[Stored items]
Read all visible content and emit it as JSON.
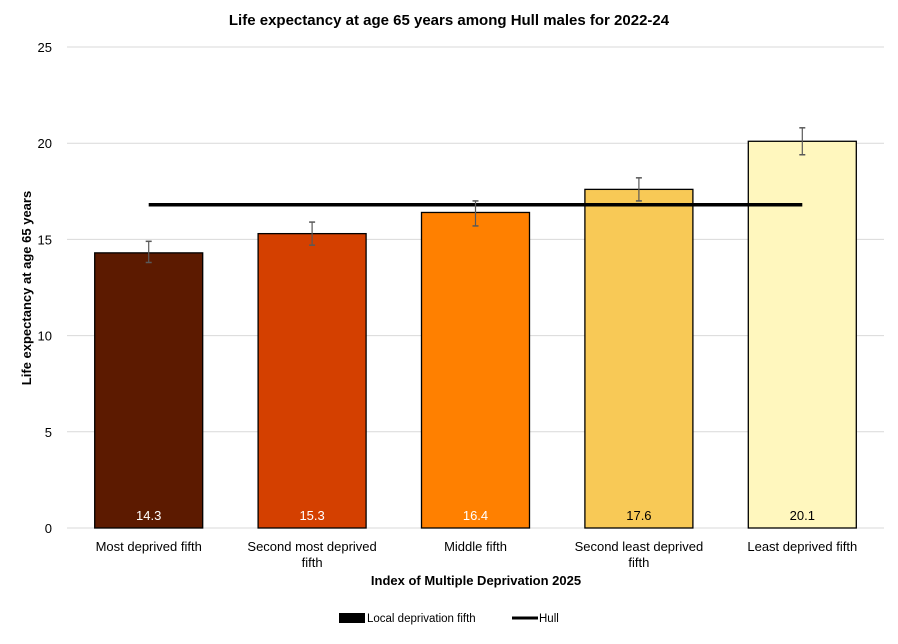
{
  "chart_data": {
    "type": "bar",
    "title": "Life expectancy at age 65 years among Hull males for 2022-24",
    "xlabel": "Index of Multiple Deprivation 2025",
    "ylabel": "Life expectancy at age 65 years",
    "ylim": [
      0,
      25
    ],
    "yticks": [
      0,
      5,
      10,
      15,
      20,
      25
    ],
    "grid": true,
    "legend_position": "bottom",
    "categories": [
      [
        "Most deprived fifth"
      ],
      [
        "Second most deprived",
        "fifth"
      ],
      [
        "Middle fifth"
      ],
      [
        "Second least deprived",
        "fifth"
      ],
      [
        "Least deprived fifth"
      ]
    ],
    "series": [
      {
        "name": "Local deprivation fifth",
        "type": "bar",
        "values": [
          14.3,
          15.3,
          16.4,
          17.6,
          20.1
        ],
        "data_labels": [
          "14.3",
          "15.3",
          "16.4",
          "17.6",
          "20.1"
        ],
        "error_low": [
          13.8,
          14.7,
          15.7,
          17.0,
          19.4
        ],
        "error_high": [
          14.9,
          15.9,
          17.0,
          18.2,
          20.8
        ],
        "colors": [
          "#5c1a00",
          "#d44000",
          "#ff8000",
          "#f8c956",
          "#fff7be"
        ],
        "label_colors": [
          "#ffffff",
          "#ffffff",
          "#ffffff",
          "#000000",
          "#000000"
        ]
      },
      {
        "name": "Hull",
        "type": "line",
        "value": 16.8,
        "color": "#000000"
      }
    ]
  }
}
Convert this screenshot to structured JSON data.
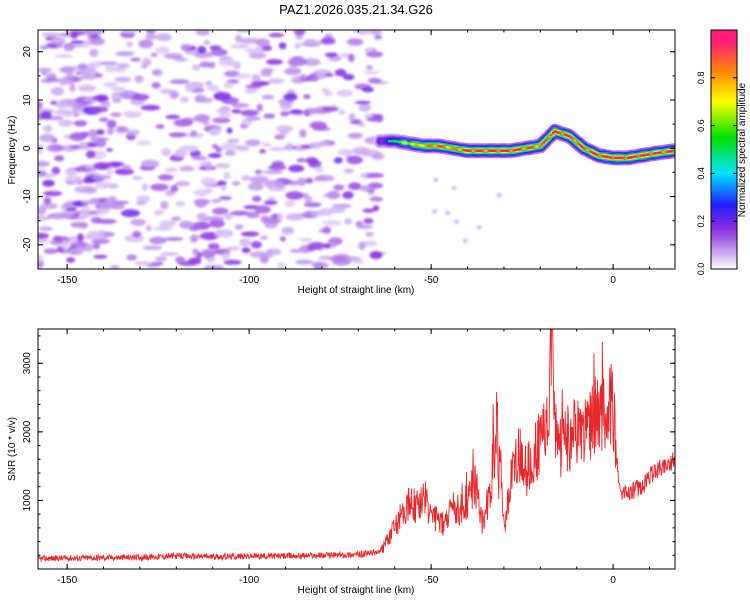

• [STATED TASK]
Print out the material word for word, omitting the pictures.

• [SOLUTION TO THE EXERCISE]
Read all visible content and emit it as JSON.
{
  "chart_data": {
    "type": "bar",
    "title": "Life expectancy at age 65 years among Hull males for 2022-24",
    "xlabel": "Index of Multiple Deprivation 2025",
    "ylabel": "Life expectancy at age 65 years",
    "ylim": [
      0,
      25
    ],
    "yticks": [
      0,
      5,
      10,
      15,
      20,
      25
    ],
    "grid": true,
    "legend_position": "bottom",
    "categories": [
      [
        "Most deprived fifth"
      ],
      [
        "Second most deprived",
        "fifth"
      ],
      [
        "Middle fifth"
      ],
      [
        "Second least deprived",
        "fifth"
      ],
      [
        "Least deprived fifth"
      ]
    ],
    "series": [
      {
        "name": "Local deprivation fifth",
        "type": "bar",
        "values": [
          14.3,
          15.3,
          16.4,
          17.6,
          20.1
        ],
        "data_labels": [
          "14.3",
          "15.3",
          "16.4",
          "17.6",
          "20.1"
        ],
        "error_low": [
          13.8,
          14.7,
          15.7,
          17.0,
          19.4
        ],
        "error_high": [
          14.9,
          15.9,
          17.0,
          18.2,
          20.8
        ],
        "colors": [
          "#5c1a00",
          "#d44000",
          "#ff8000",
          "#f8c956",
          "#fff7be"
        ],
        "label_colors": [
          "#ffffff",
          "#ffffff",
          "#ffffff",
          "#000000",
          "#000000"
        ]
      },
      {
        "name": "Hull",
        "type": "line",
        "value": 16.8,
        "color": "#000000"
      }
    ]
  }
}
Convert this screenshot to structured JSON data.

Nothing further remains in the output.